╔══
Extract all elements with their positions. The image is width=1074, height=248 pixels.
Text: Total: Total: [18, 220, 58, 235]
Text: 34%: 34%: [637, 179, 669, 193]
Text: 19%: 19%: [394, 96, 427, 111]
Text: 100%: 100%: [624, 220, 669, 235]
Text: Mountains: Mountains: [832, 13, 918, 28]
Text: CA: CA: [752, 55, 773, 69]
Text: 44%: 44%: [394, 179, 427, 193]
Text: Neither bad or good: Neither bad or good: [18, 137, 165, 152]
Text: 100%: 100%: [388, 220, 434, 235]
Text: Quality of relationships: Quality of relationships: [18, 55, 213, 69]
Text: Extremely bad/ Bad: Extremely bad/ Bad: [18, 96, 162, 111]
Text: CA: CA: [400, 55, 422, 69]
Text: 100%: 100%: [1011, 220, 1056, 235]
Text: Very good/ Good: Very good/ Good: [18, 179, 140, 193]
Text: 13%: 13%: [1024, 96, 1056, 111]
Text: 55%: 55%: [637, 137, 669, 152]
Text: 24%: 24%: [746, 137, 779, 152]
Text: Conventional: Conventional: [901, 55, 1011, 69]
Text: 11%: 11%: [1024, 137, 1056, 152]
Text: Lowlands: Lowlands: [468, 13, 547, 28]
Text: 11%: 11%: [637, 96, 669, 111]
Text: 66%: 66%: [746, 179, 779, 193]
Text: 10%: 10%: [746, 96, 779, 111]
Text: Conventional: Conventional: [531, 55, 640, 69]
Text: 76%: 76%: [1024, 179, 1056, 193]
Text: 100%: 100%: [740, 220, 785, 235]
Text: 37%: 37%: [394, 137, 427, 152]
╚══
Render the lines above as a Markdown table with the columns Index and Line. Give each line its own numbered row and leave out any blank lines.

## Answer to this problem
| Index | Line |
|---|---|
| 1 | Extract all elements with their positions. The image is width=1074, height=248 pixels. |
| 2 | Text: Total: Total: [18, 220, 58, 235] |
| 3 | Text: 34%: 34%: [637, 179, 669, 193] |
| 4 | Text: 19%: 19%: [394, 96, 427, 111] |
| 5 | Text: 100%: 100%: [624, 220, 669, 235] |
| 6 | Text: Mountains: Mountains: [832, 13, 918, 28] |
| 7 | Text: CA: CA: [752, 55, 773, 69] |
| 8 | Text: 44%: 44%: [394, 179, 427, 193] |
| 9 | Text: Neither bad or good: Neither bad or good: [18, 137, 165, 152] |
| 10 | Text: 100%: 100%: [388, 220, 434, 235] |
| 11 | Text: Quality of relationships: Quality of relationships: [18, 55, 213, 69] |
| 12 | Text: Extremely bad/ Bad: Extremely bad/ Bad: [18, 96, 162, 111] |
| 13 | Text: CA: CA: [400, 55, 422, 69] |
| 14 | Text: 100%: 100%: [1011, 220, 1056, 235] |
| 15 | Text: Very good/ Good: Very good/ Good: [18, 179, 140, 193] |
| 16 | Text: 13%: 13%: [1024, 96, 1056, 111] |
| 17 | Text: 55%: 55%: [637, 137, 669, 152] |
| 18 | Text: 24%: 24%: [746, 137, 779, 152] |
| 19 | Text: Conventional: Conventional: [901, 55, 1011, 69] |
| 20 | Text: 11%: 11%: [1024, 137, 1056, 152] |
| 21 | Text: Lowlands: Lowlands: [468, 13, 547, 28] |
| 22 | Text: 11%: 11%: [637, 96, 669, 111] |
| 23 | Text: 66%: 66%: [746, 179, 779, 193] |
| 24 | Text: 10%: 10%: [746, 96, 779, 111] |
| 25 | Text: Conventional: Conventional: [531, 55, 640, 69] |
| 26 | Text: 76%: 76%: [1024, 179, 1056, 193] |
| 27 | Text: 100%: 100%: [740, 220, 785, 235] |
| 28 | Text: 37%: 37%: [394, 137, 427, 152] |